=== SET EXERCISE ===
Scan the data that follows and count the lines with the string "visible"; answer with the count alone.

=== DATA ROWS ===
* * * *
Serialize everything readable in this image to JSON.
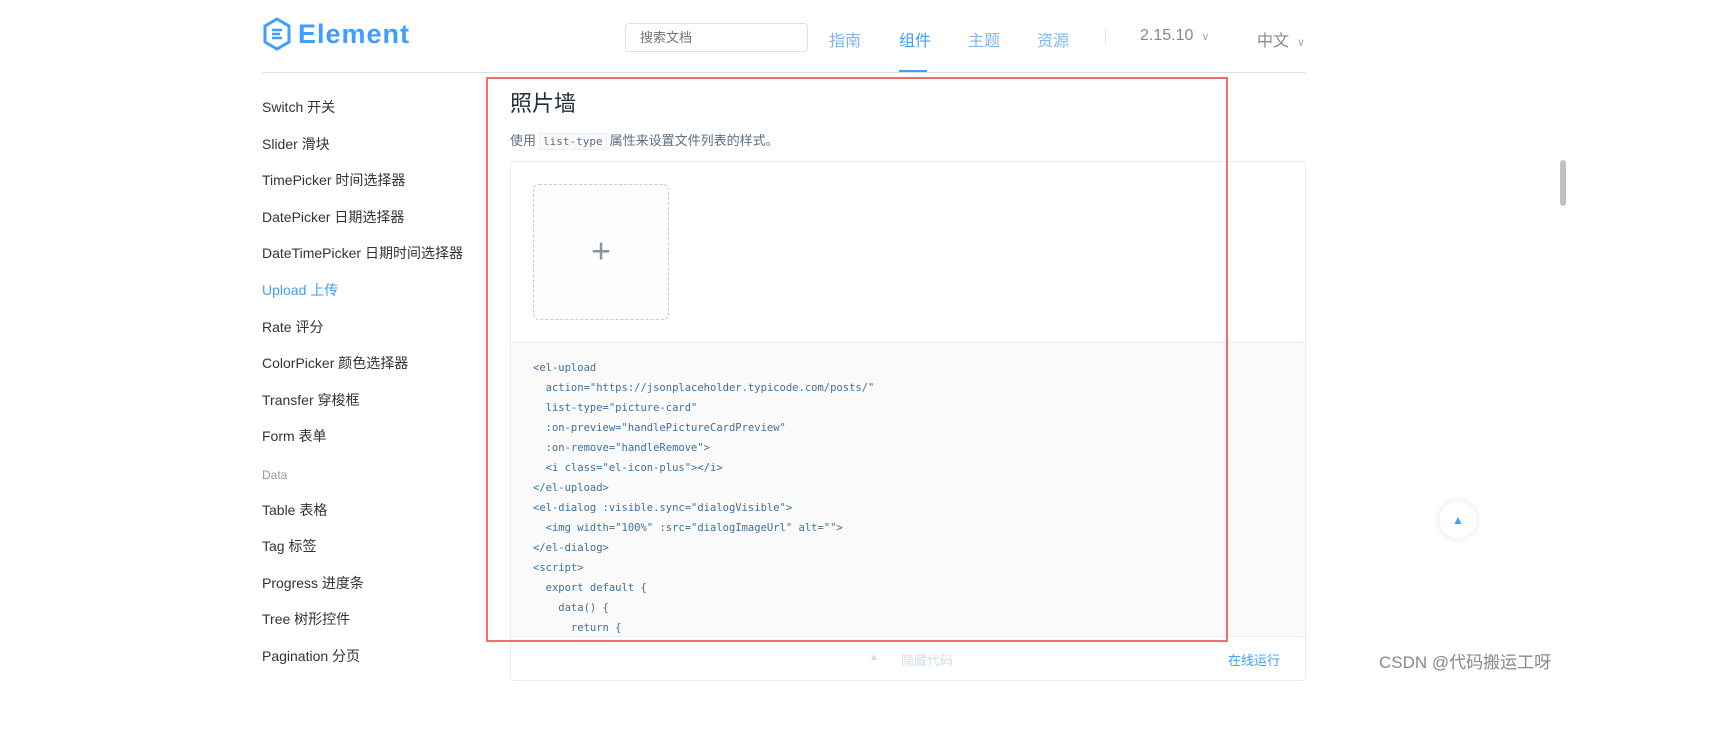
{
  "header": {
    "logo": "Element",
    "search_placeholder": "搜索文档",
    "nav": [
      "指南",
      "组件",
      "主题",
      "资源"
    ],
    "active_nav": 1,
    "version": "2.15.10",
    "language": "中文"
  },
  "sidebar": {
    "items": [
      {
        "label": "Switch 开关"
      },
      {
        "label": "Slider 滑块"
      },
      {
        "label": "TimePicker 时间选择器"
      },
      {
        "label": "DatePicker 日期选择器"
      },
      {
        "label": "DateTimePicker 日期时间选择器"
      },
      {
        "label": "Upload 上传",
        "active": true
      },
      {
        "label": "Rate 评分"
      },
      {
        "label": "ColorPicker 颜色选择器"
      },
      {
        "label": "Transfer 穿梭框"
      },
      {
        "label": "Form 表单"
      }
    ],
    "group": "Data",
    "group_items": [
      {
        "label": "Table 表格"
      },
      {
        "label": "Tag 标签"
      },
      {
        "label": "Progress 进度条"
      },
      {
        "label": "Tree 树形控件"
      },
      {
        "label": "Pagination 分页"
      }
    ]
  },
  "main": {
    "title": "照片墙",
    "desc_before": "使用",
    "desc_code": "list-type",
    "desc_after": "属性来设置文件列表的样式。",
    "code_lines": [
      "<el-upload",
      "  action=\"https://jsonplaceholder.typicode.com/posts/\"",
      "  list-type=\"picture-card\"",
      "  :on-preview=\"handlePictureCardPreview\"",
      "  :on-remove=\"handleRemove\">",
      "  <i class=\"el-icon-plus\"></i>",
      "</el-upload>",
      "<el-dialog :visible.sync=\"dialogVisible\">",
      "  <img width=\"100%\" :src=\"dialogImageUrl\" alt=\"\">",
      "</el-dialog>",
      "<script>",
      "  export default {",
      "    data() {",
      "      return {"
    ],
    "hide_code": "隐藏代码",
    "run_online": "在线运行"
  },
  "watermark": "CSDN @代码搬运工呀",
  "colors": {
    "accent": "#409eff",
    "highlight_box": "#f56c6c"
  }
}
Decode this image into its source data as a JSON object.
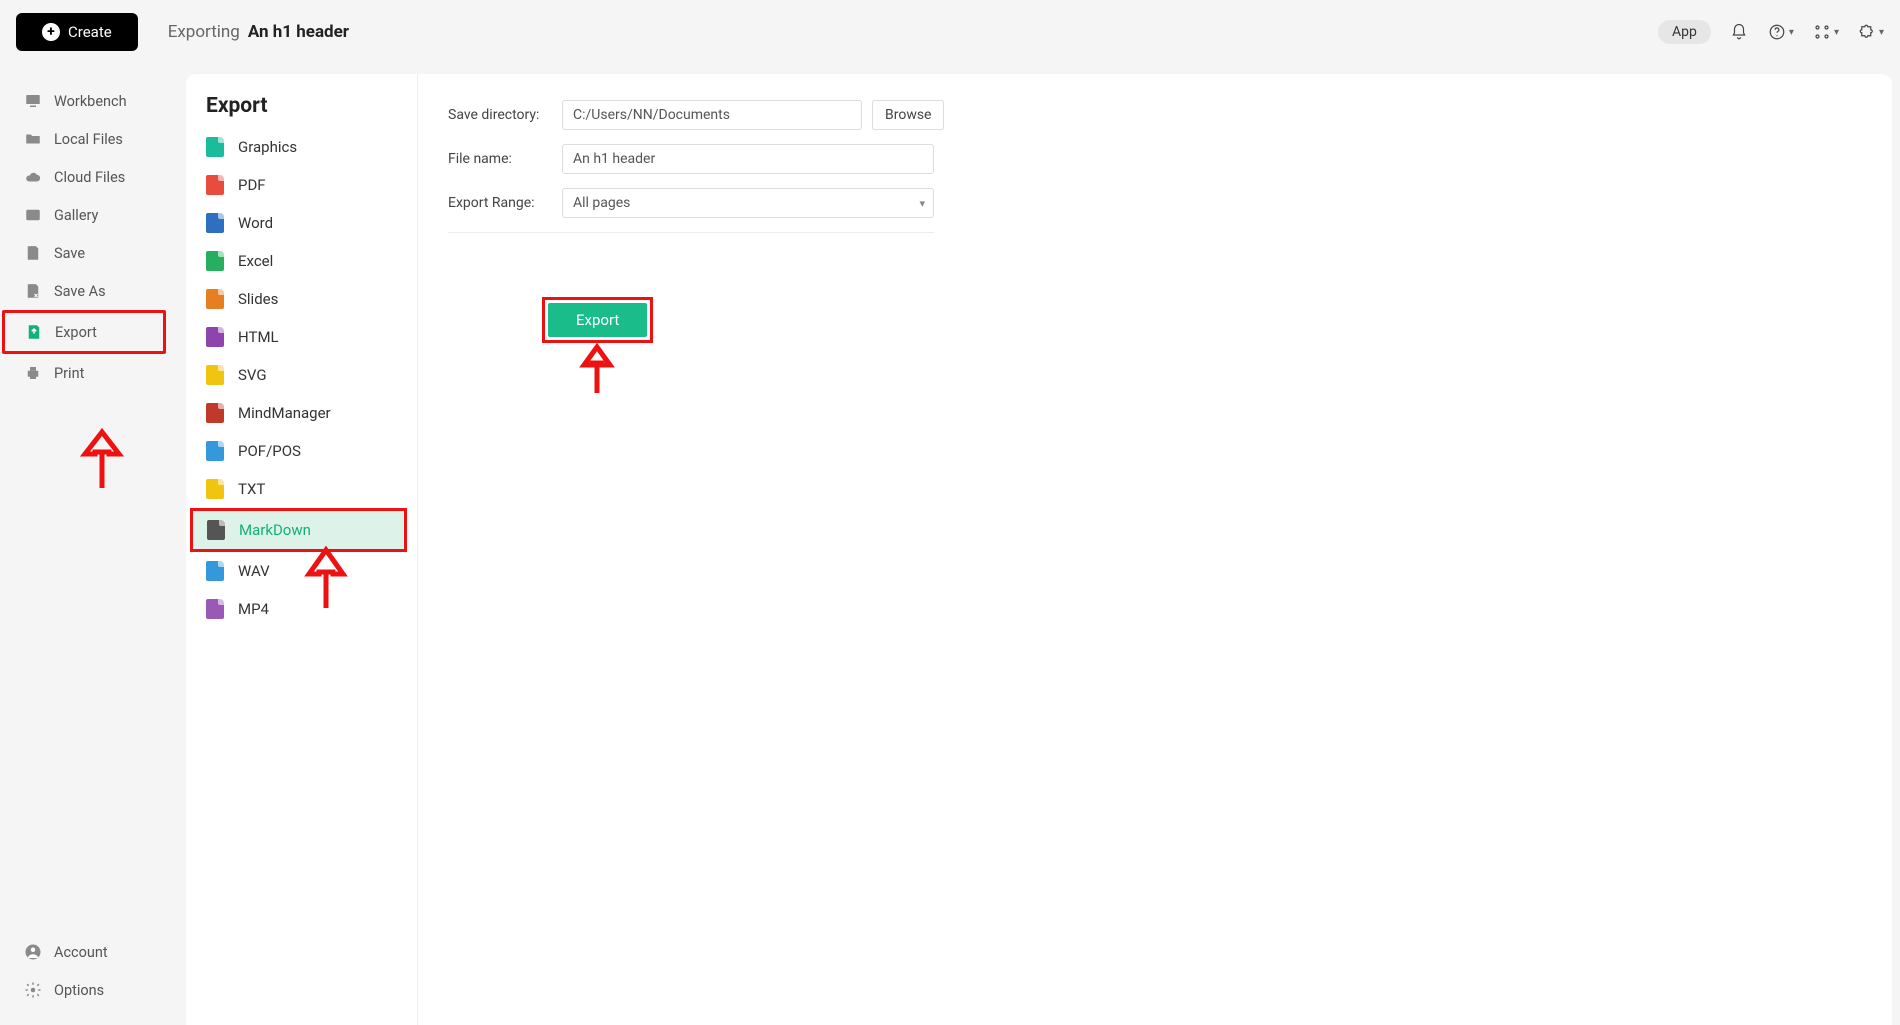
{
  "topbar": {
    "create_label": "Create",
    "breadcrumb_prefix": "Exporting",
    "doc_title": "An h1 header",
    "app_chip": "App"
  },
  "sidebar": {
    "items": [
      {
        "label": "Workbench",
        "icon": "workbench-icon"
      },
      {
        "label": "Local Files",
        "icon": "folder-icon"
      },
      {
        "label": "Cloud Files",
        "icon": "cloud-icon"
      },
      {
        "label": "Gallery",
        "icon": "gallery-icon"
      },
      {
        "label": "Save",
        "icon": "save-icon"
      },
      {
        "label": "Save As",
        "icon": "save-as-icon"
      },
      {
        "label": "Export",
        "icon": "export-icon",
        "highlighted": true,
        "selected": true
      },
      {
        "label": "Print",
        "icon": "print-icon"
      }
    ],
    "bottom": [
      {
        "label": "Account",
        "icon": "account-icon"
      },
      {
        "label": "Options",
        "icon": "gear-icon"
      }
    ]
  },
  "export_panel": {
    "title": "Export",
    "formats": [
      {
        "label": "Graphics",
        "color": "ico-teal"
      },
      {
        "label": "PDF",
        "color": "ico-red"
      },
      {
        "label": "Word",
        "color": "ico-blue"
      },
      {
        "label": "Excel",
        "color": "ico-green"
      },
      {
        "label": "Slides",
        "color": "ico-orange"
      },
      {
        "label": "HTML",
        "color": "ico-purple"
      },
      {
        "label": "SVG",
        "color": "ico-yellow"
      },
      {
        "label": "MindManager",
        "color": "ico-darkred"
      },
      {
        "label": "POF/POS",
        "color": "ico-cyan"
      },
      {
        "label": "TXT",
        "color": "ico-yellow"
      },
      {
        "label": "MarkDown",
        "color": "ico-gray",
        "selected": true,
        "highlighted": true
      },
      {
        "label": "WAV",
        "color": "ico-cyan"
      },
      {
        "label": "MP4",
        "color": "ico-violet"
      }
    ],
    "settings": {
      "save_dir_label": "Save directory:",
      "save_dir_value": "C:/Users/NN/Documents",
      "file_name_label": "File name:",
      "file_name_value": "An h1 header",
      "export_range_label": "Export Range:",
      "export_range_value": "All pages",
      "browse_label": "Browse",
      "export_button": "Export"
    }
  }
}
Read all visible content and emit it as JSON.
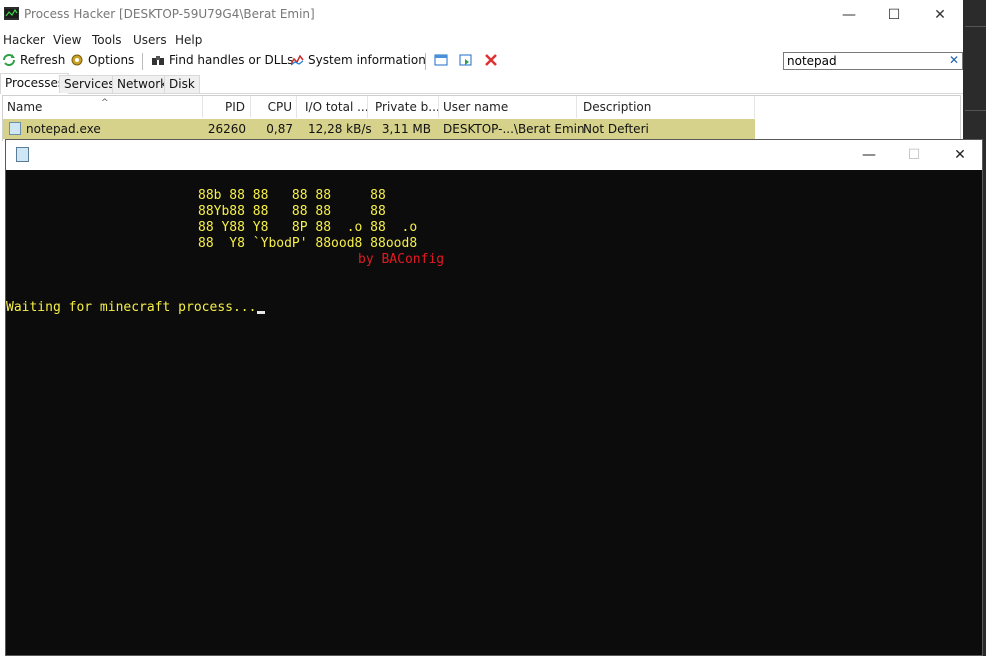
{
  "process_hacker": {
    "title": "Process Hacker [DESKTOP-59U79G4\\Berat Emin]",
    "window_controls": {
      "minimize": "—",
      "maximize": "☐",
      "close": "✕"
    },
    "menu": [
      "Hacker",
      "View",
      "Tools",
      "Users",
      "Help"
    ],
    "toolbar": {
      "refresh": "Refresh",
      "options": "Options",
      "find_handles": "Find handles or DLLs",
      "system_information": "System information"
    },
    "search": {
      "value": "notepad",
      "clear": "✕"
    },
    "tabs": [
      "Processes",
      "Services",
      "Network",
      "Disk"
    ],
    "columns": [
      "Name",
      "PID",
      "CPU",
      "I/O total ...",
      "Private b...",
      "User name",
      "Description"
    ],
    "rows": [
      {
        "name": "notepad.exe",
        "pid": "26260",
        "cpu": "0,87",
        "io_total": "12,28 kB/s",
        "private_bytes": "3,11 MB",
        "user_name": "DESKTOP-...\\Berat Emin",
        "description": "Not Defteri"
      }
    ]
  },
  "console": {
    "controls": {
      "minimize": "—",
      "maximize": "☐",
      "close": "✕"
    },
    "ascii_art": [
      "88b 88 88   88 88     88",
      "88Yb88 88   88 88     88",
      "88 Y88 Y8   8P 88  .o 88  .o",
      "88  Y8 `YbodP' 88ood8 88ood8"
    ],
    "credit": "by BAConfig",
    "status": "Waiting for minecraft process...",
    "colors": {
      "text": "#f5ef47",
      "credit": "#e01b24",
      "background": "#0c0c0c"
    }
  }
}
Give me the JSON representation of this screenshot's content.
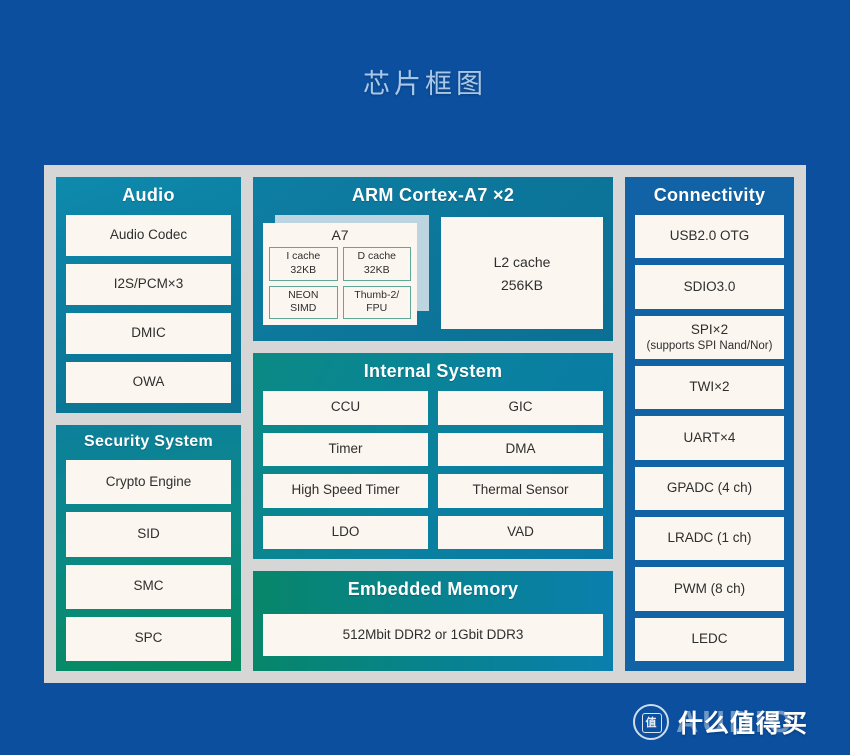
{
  "page": {
    "title": "芯片框图",
    "background_color": "#0b4f9e",
    "title_color": "#a9c8e8"
  },
  "blocks": {
    "audio": {
      "title": "Audio",
      "accent": "#0b7b9c",
      "items": [
        "Audio Codec",
        "I2S/PCM×3",
        "DMIC",
        "OWA"
      ]
    },
    "security": {
      "title": "Security System",
      "accent": "#068a5f",
      "items": [
        "Crypto Engine",
        "SID",
        "SMC",
        "SPC"
      ]
    },
    "arm": {
      "title": "ARM Cortex-A7 ×2",
      "accent": "#0c7599",
      "core": {
        "label": "A7",
        "cells": [
          {
            "line1": "I cache",
            "line2": "32KB"
          },
          {
            "line1": "D cache",
            "line2": "32KB"
          },
          {
            "line1": "NEON",
            "line2": "SIMD"
          },
          {
            "line1": "Thumb-2/",
            "line2": "FPU"
          }
        ]
      },
      "l2": {
        "line1": "L2 cache",
        "line2": "256KB"
      }
    },
    "internal": {
      "title": "Internal System",
      "accent": "#0a81a0",
      "items": [
        "CCU",
        "GIC",
        "Timer",
        "DMA",
        "High Speed Timer",
        "Thermal Sensor",
        "LDO",
        "VAD"
      ]
    },
    "memory": {
      "title": "Embedded Memory",
      "accent": "#088291",
      "items": [
        "512Mbit DDR2 or 1Gbit DDR3"
      ]
    },
    "connectivity": {
      "title": "Connectivity",
      "accent": "#1163a6",
      "items": [
        {
          "line1": "USB2.0 OTG",
          "line2": ""
        },
        {
          "line1": "SDIO3.0",
          "line2": ""
        },
        {
          "line1": "SPI×2",
          "line2": "(supports SPI Nand/Nor)"
        },
        {
          "line1": "TWI×2",
          "line2": ""
        },
        {
          "line1": "UART×4",
          "line2": ""
        },
        {
          "line1": "GPADC (4 ch)",
          "line2": ""
        },
        {
          "line1": "LRADC (1 ch)",
          "line2": ""
        },
        {
          "line1": "PWM (8 ch)",
          "line2": ""
        },
        {
          "line1": "LEDC",
          "line2": ""
        }
      ]
    }
  },
  "watermark": {
    "badge_text": "值",
    "audio_text": "AUDIO",
    "brand_text": "什么值得买"
  }
}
* * * *
=== OUTPUT ===
2